* Start *
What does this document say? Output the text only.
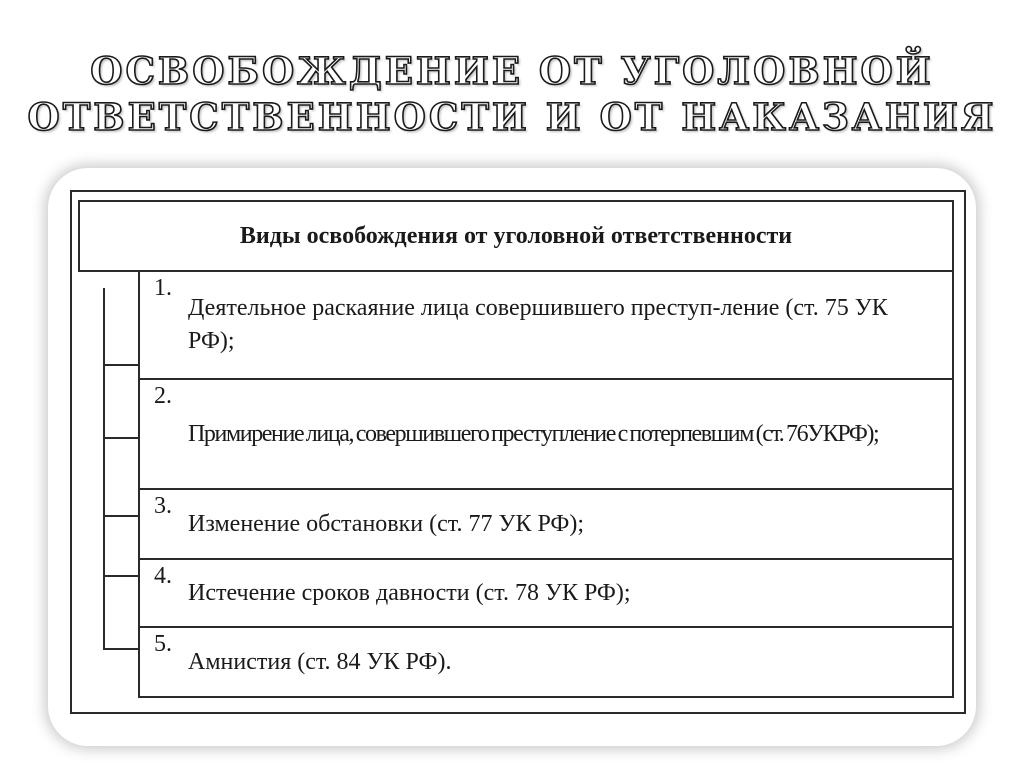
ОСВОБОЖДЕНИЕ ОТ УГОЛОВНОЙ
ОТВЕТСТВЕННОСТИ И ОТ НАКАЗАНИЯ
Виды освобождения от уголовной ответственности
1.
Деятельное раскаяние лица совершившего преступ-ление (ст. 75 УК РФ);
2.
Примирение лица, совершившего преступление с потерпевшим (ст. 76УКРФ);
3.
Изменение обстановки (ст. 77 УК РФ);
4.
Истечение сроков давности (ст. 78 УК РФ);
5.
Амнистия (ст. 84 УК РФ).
* End *
* Start *
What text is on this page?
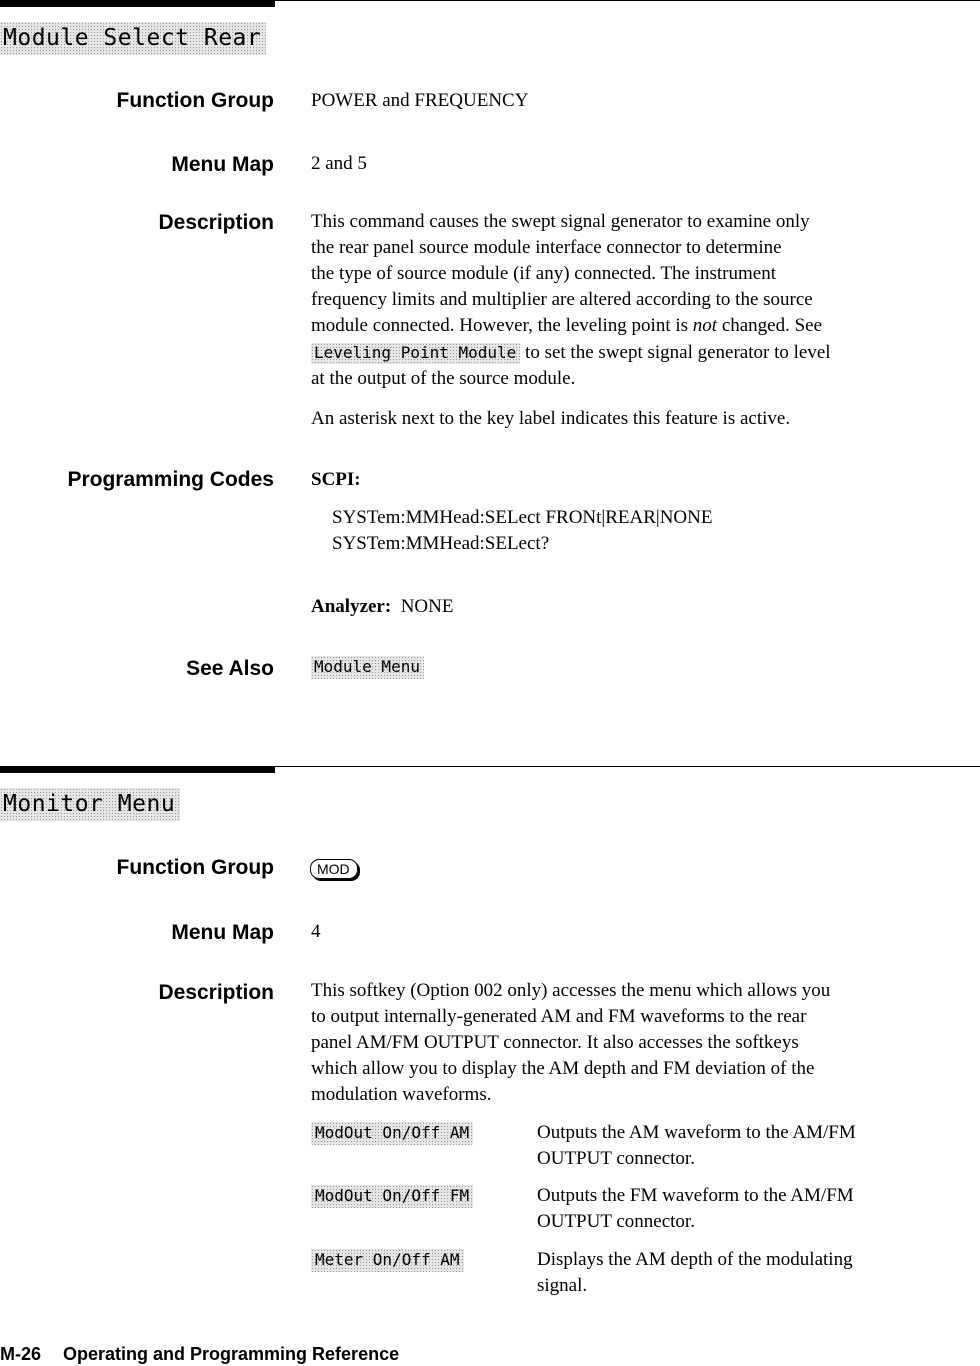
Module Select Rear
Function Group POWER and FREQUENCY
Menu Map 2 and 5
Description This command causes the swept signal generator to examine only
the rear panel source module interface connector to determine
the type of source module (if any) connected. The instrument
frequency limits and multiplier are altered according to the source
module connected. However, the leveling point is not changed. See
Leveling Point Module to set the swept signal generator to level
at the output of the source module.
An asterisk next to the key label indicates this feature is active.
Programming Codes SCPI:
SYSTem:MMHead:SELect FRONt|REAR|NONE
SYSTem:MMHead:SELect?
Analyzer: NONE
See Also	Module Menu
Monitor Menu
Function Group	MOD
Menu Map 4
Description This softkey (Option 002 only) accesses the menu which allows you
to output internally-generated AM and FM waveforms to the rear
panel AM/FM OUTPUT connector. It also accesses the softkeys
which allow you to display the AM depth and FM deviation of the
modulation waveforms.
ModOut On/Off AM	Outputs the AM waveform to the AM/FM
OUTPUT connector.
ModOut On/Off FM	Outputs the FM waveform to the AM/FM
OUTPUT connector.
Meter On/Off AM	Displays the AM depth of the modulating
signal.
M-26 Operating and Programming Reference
* End *
* **What needs to be done**
Note every line above where the string "signal" shows up, and copy those lines.

* **Problem solution**
Description This command causes the swept signal generator to examine only
Leveling Point Module to set the swept signal generator to level
signal.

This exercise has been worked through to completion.